§ **Given instruction**: Copy the part that opens with the line containing "data-point xyxy=(639,144,658,162)" and closes with the line containing "legend-n-label: N = xyxy=(748,103,779,124)", swapping "data-point" for "marker" and leaving everything else unchanged.

§ **Data to use**:

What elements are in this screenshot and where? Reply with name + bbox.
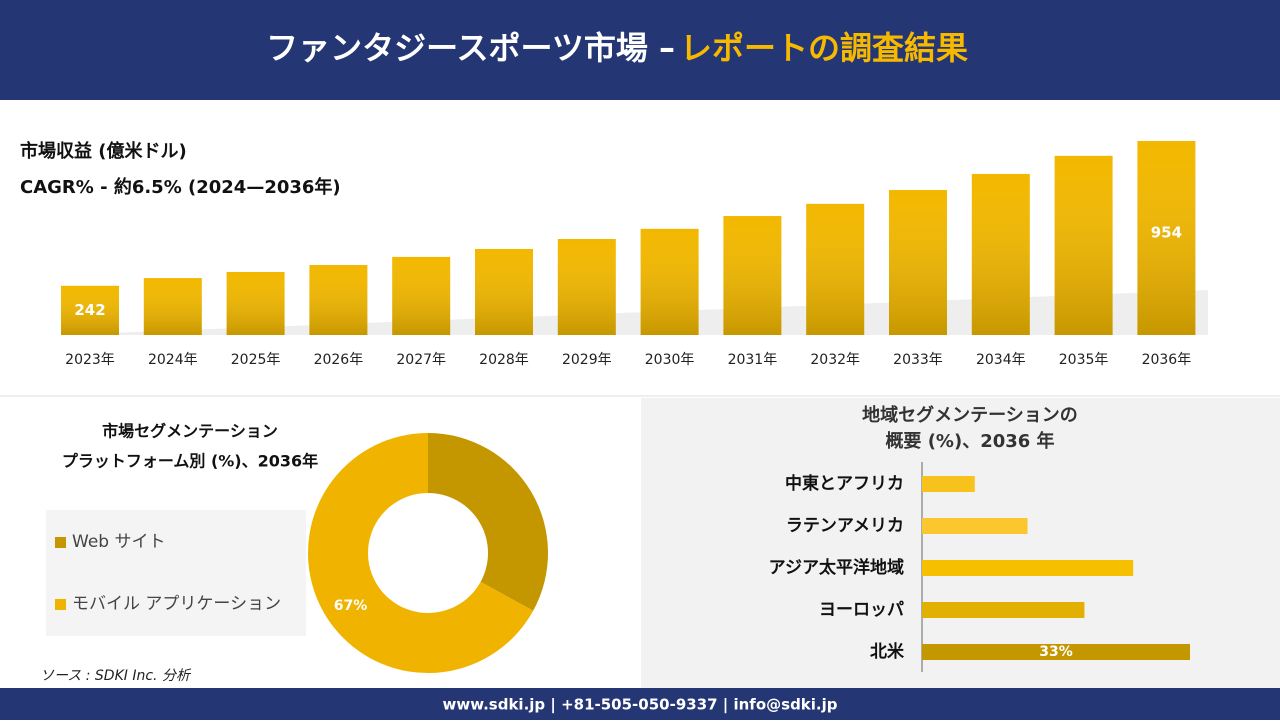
chart-subtitle: 概要 (%)、2036 年 [885, 430, 1054, 452]
legend-label: Web サイト [72, 532, 165, 552]
right-panel [641, 398, 1280, 688]
data-label: 242 [74, 301, 105, 319]
bar-shade [557, 239, 616, 335]
charts: 市場収益 (億米ドル) CAGR% - 約6.5% (2024—2036年) 202… [20, 140, 1208, 673]
bar-shade [309, 265, 368, 335]
bar-shade [475, 248, 533, 335]
bar-shade [971, 173, 1030, 335]
bar-shade [143, 278, 202, 335]
header-title: ファンタジースポーツ市場 – [266, 29, 675, 67]
bar-shade [723, 216, 782, 335]
y-tick-label: アジア太平洋地域 [769, 557, 904, 578]
x-tick-label: 2024年 [148, 352, 198, 368]
chart-subtitle: CAGR% - 約6.5% (2024—2036年) [20, 176, 341, 198]
x-tick-label: 2030年 [645, 352, 695, 368]
bar-shade [61, 285, 119, 335]
x-tick-label: 2028年 [479, 352, 529, 368]
bar [922, 476, 975, 492]
x-tick-label: 2036年 [1142, 352, 1192, 368]
x-tick-label: 2033年 [893, 352, 943, 368]
x-tick-label: 2023年 [65, 352, 115, 368]
bar-shade [806, 203, 865, 335]
bar [922, 644, 1190, 660]
y-tick-label: ラテンアメリカ [786, 516, 904, 536]
x-tick-label: 2034年 [976, 352, 1026, 368]
legend-swatch [55, 599, 66, 610]
y-tick-label: ヨーロッパ [819, 600, 904, 620]
y-tick-label: 中東とアフリカ [785, 473, 904, 494]
chart-title: 市場セグメンテーション [102, 422, 278, 441]
legend-label: モバイル アプリケーション [72, 594, 281, 614]
legend-box [46, 510, 306, 636]
bar-shade [1137, 141, 1196, 335]
bar [922, 602, 1085, 618]
bar-shade [889, 190, 947, 335]
bar-shade [226, 271, 285, 335]
bar [922, 560, 1134, 576]
source: ソース : SDKI Inc. 分析 [40, 668, 192, 684]
x-tick-label: 2031年 [728, 352, 778, 368]
donut-slice [308, 433, 534, 673]
bar-shade [640, 228, 699, 335]
x-tick-label: 2032年 [810, 352, 860, 368]
bar-shade [1054, 155, 1113, 335]
header-bar [0, 0, 1280, 100]
x-tick-label: 2027年 [396, 352, 446, 368]
chart-title: 地域セグメンテーションの [862, 404, 1078, 426]
chart-title: 市場収益 (億米ドル) [20, 140, 187, 162]
header-highlight: レポートの調査結果 [680, 29, 968, 67]
legend-swatch [55, 537, 66, 548]
y-tick-label: 北米 [870, 641, 905, 662]
bar-shade [392, 256, 451, 335]
bar [922, 518, 1028, 534]
x-tick-label: 2025年 [231, 352, 281, 368]
x-tick-label: 2029年 [562, 352, 612, 368]
data-label: 33% [1039, 644, 1073, 660]
donut-slice [428, 433, 548, 611]
data-label: 67% [334, 598, 368, 614]
x-tick-label: 2026年 [314, 352, 364, 368]
x-tick-label: 2035年 [1059, 352, 1109, 368]
footer: www.sdki.jp | +81-505-050-9337 | info@sd… [442, 696, 837, 715]
data-label: 954 [1151, 224, 1182, 242]
footer-bar [0, 688, 1280, 720]
chart-subtitle: プラットフォーム別 (%)、2036年 [62, 452, 318, 471]
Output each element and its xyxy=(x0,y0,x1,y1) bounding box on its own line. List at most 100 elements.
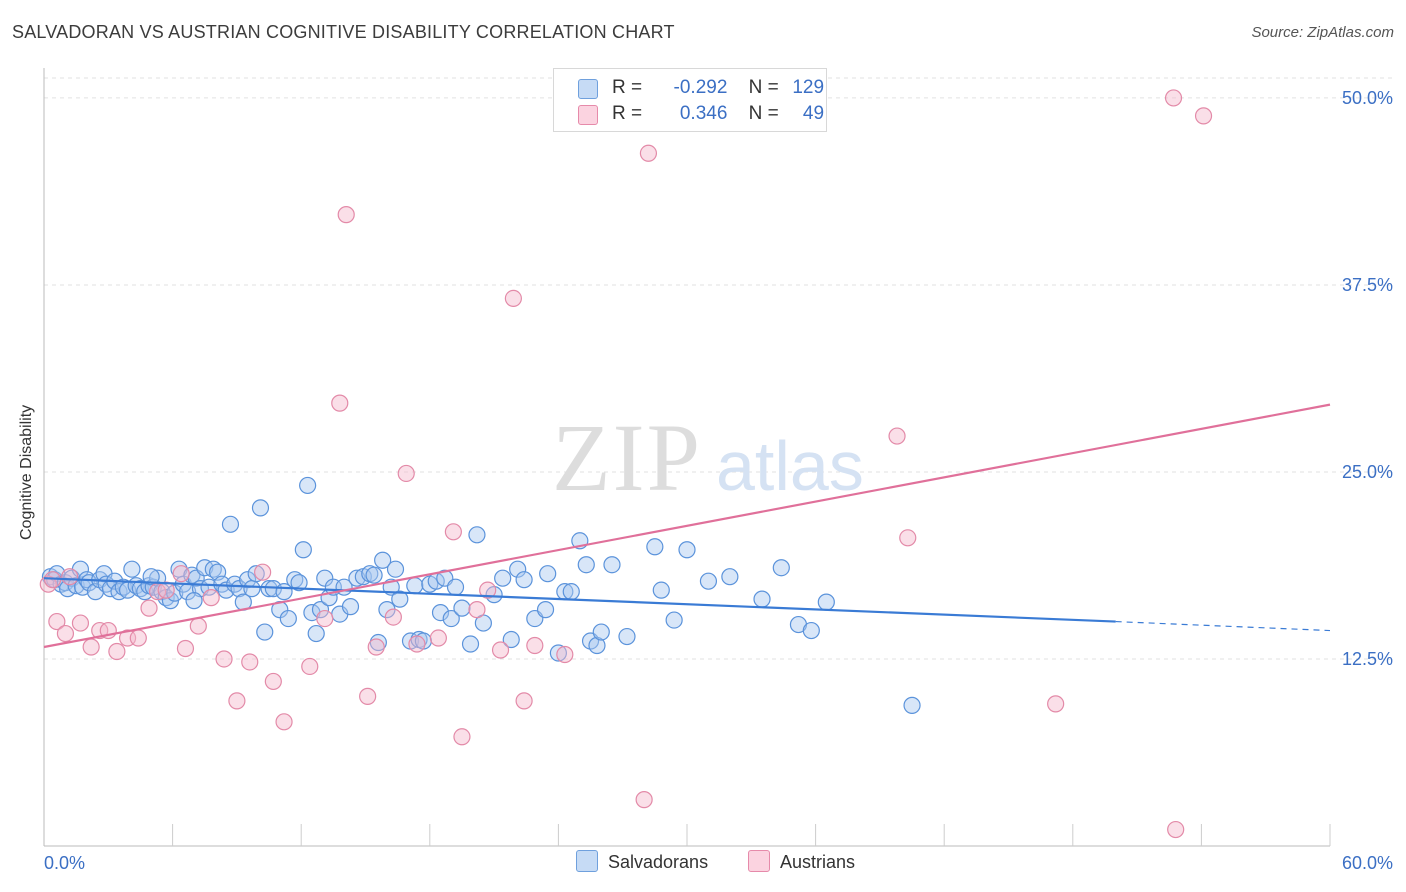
data-point xyxy=(639,144,658,162)
data-point xyxy=(446,578,465,596)
data-point xyxy=(294,541,312,559)
data-point xyxy=(1047,695,1065,713)
chart-title: SALVADORAN VS AUSTRIAN COGNITIVE DISABIL… xyxy=(12,22,675,42)
data-point xyxy=(369,633,387,652)
data-point xyxy=(202,589,220,607)
data-point xyxy=(504,289,522,308)
data-point xyxy=(290,574,308,592)
legend-label-austrians: Austrians xyxy=(780,852,856,872)
data-point xyxy=(556,645,574,664)
data-point xyxy=(157,581,175,599)
data-point xyxy=(562,583,580,601)
data-point xyxy=(618,627,636,646)
data-point xyxy=(307,624,325,643)
legend-r-label: R = xyxy=(612,77,643,98)
x-tick-label-max: 60.0% xyxy=(1342,853,1393,873)
legend-n-label: N = xyxy=(748,103,779,124)
legend-swatch-blue xyxy=(578,79,598,99)
data-point xyxy=(391,590,409,608)
watermark-zip: ZIP xyxy=(552,404,702,511)
legend-n-label: N = xyxy=(748,77,779,98)
data-point xyxy=(515,692,533,710)
correlation-legend: R = -0.292 N = 129 R = 0.346 N = 49 xyxy=(553,68,827,132)
y-tick-label: 12.5% xyxy=(1342,649,1393,669)
data-point xyxy=(678,541,696,559)
legend-swatch-blue xyxy=(576,850,598,873)
data-point xyxy=(536,601,555,619)
y-tick-labels: 12.5% 25.0% 37.5% 50.0% xyxy=(1342,88,1393,669)
data-point xyxy=(108,642,126,661)
data-point xyxy=(1167,820,1185,839)
legend-r-label: R = xyxy=(612,103,643,124)
data-point xyxy=(577,556,595,574)
data-point xyxy=(331,394,349,412)
data-point xyxy=(502,630,520,649)
data-point xyxy=(247,565,265,583)
y-tick-label: 37.5% xyxy=(1342,275,1393,295)
data-point xyxy=(80,574,98,592)
data-point xyxy=(61,568,79,586)
data-point xyxy=(491,641,510,659)
data-point xyxy=(337,206,355,224)
data-point xyxy=(251,499,270,517)
data-point xyxy=(348,569,366,587)
data-point xyxy=(200,578,218,596)
data-point xyxy=(903,696,921,714)
legend-n-value: 49 xyxy=(802,103,825,124)
data-point xyxy=(316,569,334,587)
data-point xyxy=(239,571,257,589)
data-point xyxy=(665,611,683,629)
y-tick-label: 25.0% xyxy=(1342,462,1393,482)
data-point xyxy=(365,566,383,584)
data-point xyxy=(526,636,544,655)
watermark-atlas: atlas xyxy=(716,427,864,505)
data-point xyxy=(243,580,261,598)
data-point xyxy=(468,526,486,544)
data-point xyxy=(479,581,497,599)
data-point xyxy=(899,529,917,547)
data-point xyxy=(279,609,297,628)
data-point xyxy=(48,612,66,631)
data-point xyxy=(172,565,190,583)
data-point xyxy=(129,629,147,647)
data-point xyxy=(453,728,471,746)
data-point xyxy=(142,568,160,586)
data-point xyxy=(67,577,85,595)
data-point xyxy=(453,599,471,617)
data-point xyxy=(82,638,100,656)
y-tick-label: 50.0% xyxy=(1342,88,1393,108)
data-point xyxy=(71,614,90,632)
data-point xyxy=(316,609,334,628)
trend-line-salvadorans-extension xyxy=(1115,620,1331,632)
data-point xyxy=(652,581,670,599)
data-point xyxy=(603,556,621,574)
data-point xyxy=(588,636,606,655)
data-point xyxy=(408,635,426,653)
data-point xyxy=(802,621,820,640)
data-point xyxy=(772,559,790,577)
data-point xyxy=(539,565,557,583)
x-tick-label-min: 0.0% xyxy=(44,853,85,873)
data-point xyxy=(442,609,460,628)
data-point xyxy=(549,644,568,662)
data-point xyxy=(230,580,248,598)
data-point xyxy=(468,601,486,619)
trend-line-austrians xyxy=(43,403,1331,649)
data-point xyxy=(189,617,207,635)
data-point xyxy=(384,608,402,626)
data-point xyxy=(176,639,195,658)
data-point xyxy=(341,598,360,616)
trend-line-salvadorans xyxy=(43,577,1116,623)
bottom-legend-salvadorans: Salvadorans xyxy=(576,850,708,874)
data-point xyxy=(311,601,330,619)
source-credit: Source: ZipAtlas.com xyxy=(1251,24,1394,41)
trend-lines xyxy=(43,403,1331,649)
legend-swatch-pink xyxy=(578,105,598,125)
data-point xyxy=(256,623,274,641)
data-point xyxy=(241,653,259,671)
data-point xyxy=(1164,89,1183,107)
watermark: ZIP atlas xyxy=(552,404,864,511)
data-point xyxy=(699,572,718,590)
data-point xyxy=(429,629,447,647)
bottom-legend-austrians: Austrians xyxy=(748,850,856,874)
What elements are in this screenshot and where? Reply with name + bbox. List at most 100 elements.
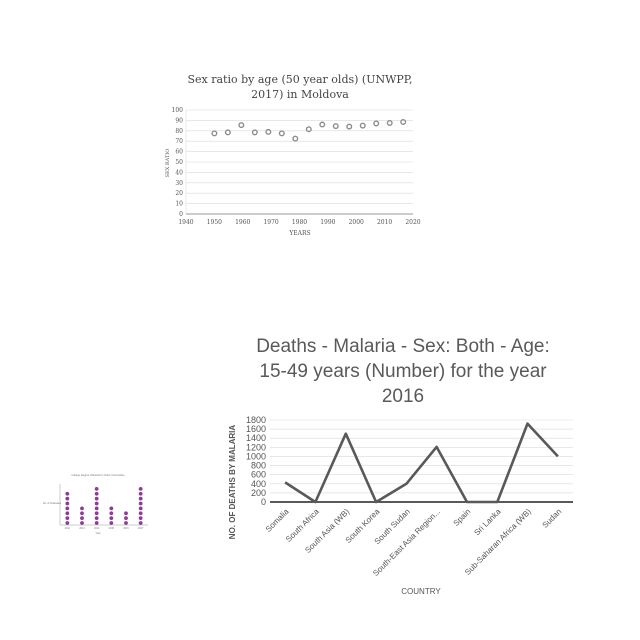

§ **Solution for this task**:
marker xyxy=(639,144,658,162)
marker xyxy=(446,578,465,596)
marker xyxy=(294,541,312,559)
marker xyxy=(1047,695,1065,713)
chart-title: SALVADORAN VS AUSTRIAN COGNITIVE DISABIL… xyxy=(12,22,675,42)
marker xyxy=(369,633,387,652)
marker xyxy=(202,589,220,607)
marker xyxy=(504,289,522,308)
marker xyxy=(290,574,308,592)
legend-label-austrians: Austrians xyxy=(780,852,856,872)
marker xyxy=(556,645,574,664)
marker xyxy=(157,581,175,599)
marker xyxy=(562,583,580,601)
marker xyxy=(618,627,636,646)
marker xyxy=(307,624,325,643)
legend-r-label: R = xyxy=(612,77,643,98)
x-tick-label-max: 60.0% xyxy=(1342,853,1393,873)
legend-n-label: N = xyxy=(748,103,779,124)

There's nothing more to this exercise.